**EXERCISE DATA**
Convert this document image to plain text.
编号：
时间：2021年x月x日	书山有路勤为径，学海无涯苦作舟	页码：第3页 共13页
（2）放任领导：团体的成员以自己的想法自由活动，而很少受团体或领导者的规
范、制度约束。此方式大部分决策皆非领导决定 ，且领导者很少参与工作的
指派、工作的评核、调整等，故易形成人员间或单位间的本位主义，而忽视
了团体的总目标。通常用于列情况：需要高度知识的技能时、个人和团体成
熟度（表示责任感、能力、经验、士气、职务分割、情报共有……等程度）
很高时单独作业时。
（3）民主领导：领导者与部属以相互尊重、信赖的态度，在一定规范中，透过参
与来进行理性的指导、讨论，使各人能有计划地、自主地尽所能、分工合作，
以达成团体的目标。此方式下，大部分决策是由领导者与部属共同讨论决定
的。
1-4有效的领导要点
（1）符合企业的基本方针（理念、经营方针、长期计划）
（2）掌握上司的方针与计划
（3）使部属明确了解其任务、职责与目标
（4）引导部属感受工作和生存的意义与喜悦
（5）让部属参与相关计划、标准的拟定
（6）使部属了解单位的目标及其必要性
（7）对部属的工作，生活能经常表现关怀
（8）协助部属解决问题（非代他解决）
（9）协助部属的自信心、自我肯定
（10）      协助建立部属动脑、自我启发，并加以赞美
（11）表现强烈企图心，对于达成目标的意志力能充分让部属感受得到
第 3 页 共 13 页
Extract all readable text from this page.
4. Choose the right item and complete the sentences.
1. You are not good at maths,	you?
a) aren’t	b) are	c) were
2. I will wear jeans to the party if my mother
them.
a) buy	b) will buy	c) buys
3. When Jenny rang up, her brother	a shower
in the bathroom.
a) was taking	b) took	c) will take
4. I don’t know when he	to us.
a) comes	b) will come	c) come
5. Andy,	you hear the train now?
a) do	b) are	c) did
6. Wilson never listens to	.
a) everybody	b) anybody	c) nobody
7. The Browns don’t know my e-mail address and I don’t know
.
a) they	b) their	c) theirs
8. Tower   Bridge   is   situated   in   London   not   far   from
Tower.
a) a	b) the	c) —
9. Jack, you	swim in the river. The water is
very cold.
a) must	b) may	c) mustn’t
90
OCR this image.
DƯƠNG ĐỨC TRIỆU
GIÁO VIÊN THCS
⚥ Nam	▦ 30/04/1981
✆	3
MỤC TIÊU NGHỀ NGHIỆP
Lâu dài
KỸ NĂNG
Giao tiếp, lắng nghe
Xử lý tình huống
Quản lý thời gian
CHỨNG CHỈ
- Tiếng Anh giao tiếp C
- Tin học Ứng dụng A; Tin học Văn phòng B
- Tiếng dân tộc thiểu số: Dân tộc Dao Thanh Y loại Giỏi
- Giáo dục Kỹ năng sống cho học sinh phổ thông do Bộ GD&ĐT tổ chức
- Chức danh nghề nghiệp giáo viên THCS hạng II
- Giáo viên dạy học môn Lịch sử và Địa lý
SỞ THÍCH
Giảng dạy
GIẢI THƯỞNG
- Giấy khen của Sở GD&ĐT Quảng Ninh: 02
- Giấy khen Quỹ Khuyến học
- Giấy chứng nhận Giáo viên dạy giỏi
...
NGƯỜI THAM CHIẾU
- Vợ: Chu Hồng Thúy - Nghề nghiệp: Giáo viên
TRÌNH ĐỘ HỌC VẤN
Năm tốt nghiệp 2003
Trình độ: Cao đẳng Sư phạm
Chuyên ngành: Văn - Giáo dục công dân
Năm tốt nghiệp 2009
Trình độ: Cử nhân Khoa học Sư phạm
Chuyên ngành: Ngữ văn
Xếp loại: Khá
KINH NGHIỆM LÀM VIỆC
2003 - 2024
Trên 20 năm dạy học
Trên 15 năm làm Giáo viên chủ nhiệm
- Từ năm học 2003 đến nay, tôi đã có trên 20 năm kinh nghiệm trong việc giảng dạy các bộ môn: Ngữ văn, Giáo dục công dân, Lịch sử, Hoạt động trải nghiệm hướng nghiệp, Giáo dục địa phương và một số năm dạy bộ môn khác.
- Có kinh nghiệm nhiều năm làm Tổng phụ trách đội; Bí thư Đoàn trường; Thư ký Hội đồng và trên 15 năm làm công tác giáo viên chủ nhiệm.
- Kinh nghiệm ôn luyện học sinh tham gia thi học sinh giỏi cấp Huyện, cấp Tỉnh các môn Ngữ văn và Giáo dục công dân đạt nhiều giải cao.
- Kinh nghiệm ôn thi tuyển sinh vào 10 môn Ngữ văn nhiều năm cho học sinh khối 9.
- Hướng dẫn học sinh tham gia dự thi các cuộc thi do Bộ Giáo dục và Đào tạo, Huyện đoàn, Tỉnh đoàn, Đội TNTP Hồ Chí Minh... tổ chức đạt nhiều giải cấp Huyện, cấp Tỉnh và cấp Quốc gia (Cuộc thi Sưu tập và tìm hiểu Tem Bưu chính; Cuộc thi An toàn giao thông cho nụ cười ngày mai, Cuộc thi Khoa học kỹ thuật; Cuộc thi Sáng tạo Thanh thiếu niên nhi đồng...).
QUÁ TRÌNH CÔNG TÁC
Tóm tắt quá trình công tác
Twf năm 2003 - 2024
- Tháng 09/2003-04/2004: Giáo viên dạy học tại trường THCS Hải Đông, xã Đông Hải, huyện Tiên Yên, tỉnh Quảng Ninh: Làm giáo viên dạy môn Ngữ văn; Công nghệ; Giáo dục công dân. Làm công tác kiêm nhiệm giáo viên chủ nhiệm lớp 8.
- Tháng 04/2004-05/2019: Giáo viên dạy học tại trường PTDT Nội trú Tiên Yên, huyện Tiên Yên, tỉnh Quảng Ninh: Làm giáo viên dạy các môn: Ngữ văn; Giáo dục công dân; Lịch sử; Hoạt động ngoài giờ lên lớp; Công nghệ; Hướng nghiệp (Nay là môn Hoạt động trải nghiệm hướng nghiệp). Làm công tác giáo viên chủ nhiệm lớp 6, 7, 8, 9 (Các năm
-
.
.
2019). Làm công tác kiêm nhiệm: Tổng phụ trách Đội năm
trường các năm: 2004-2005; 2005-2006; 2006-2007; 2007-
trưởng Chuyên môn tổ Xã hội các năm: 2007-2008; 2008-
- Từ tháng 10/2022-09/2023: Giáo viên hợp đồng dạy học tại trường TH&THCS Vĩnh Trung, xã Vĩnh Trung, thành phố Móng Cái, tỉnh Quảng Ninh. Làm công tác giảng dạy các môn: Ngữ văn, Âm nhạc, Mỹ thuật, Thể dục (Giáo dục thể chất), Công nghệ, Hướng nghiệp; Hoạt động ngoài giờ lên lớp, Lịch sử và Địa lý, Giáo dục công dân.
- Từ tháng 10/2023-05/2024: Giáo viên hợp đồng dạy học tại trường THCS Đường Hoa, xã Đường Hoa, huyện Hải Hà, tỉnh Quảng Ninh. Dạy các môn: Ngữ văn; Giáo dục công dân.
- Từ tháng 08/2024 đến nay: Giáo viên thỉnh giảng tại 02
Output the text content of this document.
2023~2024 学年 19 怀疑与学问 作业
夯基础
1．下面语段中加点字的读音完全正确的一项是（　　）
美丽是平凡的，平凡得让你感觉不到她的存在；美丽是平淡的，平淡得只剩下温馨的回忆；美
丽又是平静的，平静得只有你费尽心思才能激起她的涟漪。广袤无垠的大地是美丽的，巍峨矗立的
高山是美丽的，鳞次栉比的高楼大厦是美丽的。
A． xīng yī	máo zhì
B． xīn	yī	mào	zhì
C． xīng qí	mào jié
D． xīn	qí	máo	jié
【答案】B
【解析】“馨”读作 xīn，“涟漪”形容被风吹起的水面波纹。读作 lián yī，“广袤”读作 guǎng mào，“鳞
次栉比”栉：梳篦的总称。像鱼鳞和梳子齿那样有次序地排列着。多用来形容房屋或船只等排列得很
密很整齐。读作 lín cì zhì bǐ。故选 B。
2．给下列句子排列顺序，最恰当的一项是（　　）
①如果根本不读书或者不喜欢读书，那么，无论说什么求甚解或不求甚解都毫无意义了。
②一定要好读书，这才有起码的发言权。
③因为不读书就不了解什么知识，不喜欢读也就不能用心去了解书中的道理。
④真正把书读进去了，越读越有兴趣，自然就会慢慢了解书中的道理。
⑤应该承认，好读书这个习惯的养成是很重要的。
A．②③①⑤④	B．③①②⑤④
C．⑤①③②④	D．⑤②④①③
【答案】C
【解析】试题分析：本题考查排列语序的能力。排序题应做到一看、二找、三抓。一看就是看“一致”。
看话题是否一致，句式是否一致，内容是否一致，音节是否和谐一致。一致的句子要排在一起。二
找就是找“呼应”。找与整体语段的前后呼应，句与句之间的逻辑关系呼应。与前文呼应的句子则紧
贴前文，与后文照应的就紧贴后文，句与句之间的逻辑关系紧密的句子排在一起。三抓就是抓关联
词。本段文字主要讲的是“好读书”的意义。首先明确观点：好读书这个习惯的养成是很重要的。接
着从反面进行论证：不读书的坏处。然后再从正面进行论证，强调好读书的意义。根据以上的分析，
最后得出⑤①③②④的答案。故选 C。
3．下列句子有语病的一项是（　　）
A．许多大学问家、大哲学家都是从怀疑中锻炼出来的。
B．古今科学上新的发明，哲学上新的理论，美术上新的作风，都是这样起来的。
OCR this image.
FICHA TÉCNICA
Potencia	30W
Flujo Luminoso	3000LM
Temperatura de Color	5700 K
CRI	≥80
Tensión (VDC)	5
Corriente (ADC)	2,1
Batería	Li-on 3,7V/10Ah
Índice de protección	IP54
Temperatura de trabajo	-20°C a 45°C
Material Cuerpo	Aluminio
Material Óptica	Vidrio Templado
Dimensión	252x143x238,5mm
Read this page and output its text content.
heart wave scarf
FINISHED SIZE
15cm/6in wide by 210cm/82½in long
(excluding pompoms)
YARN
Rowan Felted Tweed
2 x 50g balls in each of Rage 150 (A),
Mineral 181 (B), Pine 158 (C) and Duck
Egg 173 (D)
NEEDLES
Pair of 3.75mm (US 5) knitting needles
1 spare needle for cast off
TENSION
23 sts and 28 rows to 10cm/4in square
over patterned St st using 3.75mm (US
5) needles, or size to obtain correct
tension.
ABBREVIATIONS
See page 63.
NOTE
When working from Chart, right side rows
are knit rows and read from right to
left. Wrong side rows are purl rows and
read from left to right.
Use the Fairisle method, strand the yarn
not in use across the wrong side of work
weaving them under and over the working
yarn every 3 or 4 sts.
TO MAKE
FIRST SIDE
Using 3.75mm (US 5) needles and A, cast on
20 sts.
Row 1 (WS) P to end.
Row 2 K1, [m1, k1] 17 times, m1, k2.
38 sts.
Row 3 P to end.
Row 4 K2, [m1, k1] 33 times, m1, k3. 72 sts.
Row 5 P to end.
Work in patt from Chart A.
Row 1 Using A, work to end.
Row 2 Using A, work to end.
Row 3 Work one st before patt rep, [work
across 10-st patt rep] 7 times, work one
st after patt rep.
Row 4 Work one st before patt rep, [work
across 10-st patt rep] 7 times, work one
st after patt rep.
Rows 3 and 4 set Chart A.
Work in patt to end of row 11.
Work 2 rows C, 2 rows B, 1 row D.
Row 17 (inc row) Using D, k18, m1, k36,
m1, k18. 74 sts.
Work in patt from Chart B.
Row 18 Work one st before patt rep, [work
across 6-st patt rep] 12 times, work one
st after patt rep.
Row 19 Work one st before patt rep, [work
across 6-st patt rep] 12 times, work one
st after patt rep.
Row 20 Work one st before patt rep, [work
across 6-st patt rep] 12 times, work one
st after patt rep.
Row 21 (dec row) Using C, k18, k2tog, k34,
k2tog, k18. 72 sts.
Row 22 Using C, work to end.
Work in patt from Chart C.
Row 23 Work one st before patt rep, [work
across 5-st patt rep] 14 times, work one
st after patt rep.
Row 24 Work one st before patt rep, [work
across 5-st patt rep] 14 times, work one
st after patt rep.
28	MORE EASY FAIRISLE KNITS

**TO DO**
Single out each line of the records above with the string "Material" in it, and copy it.

**WRITTEN SOLUTION**
Material Cuerpo	Aluminio
Material Óptica	Vidrio Templado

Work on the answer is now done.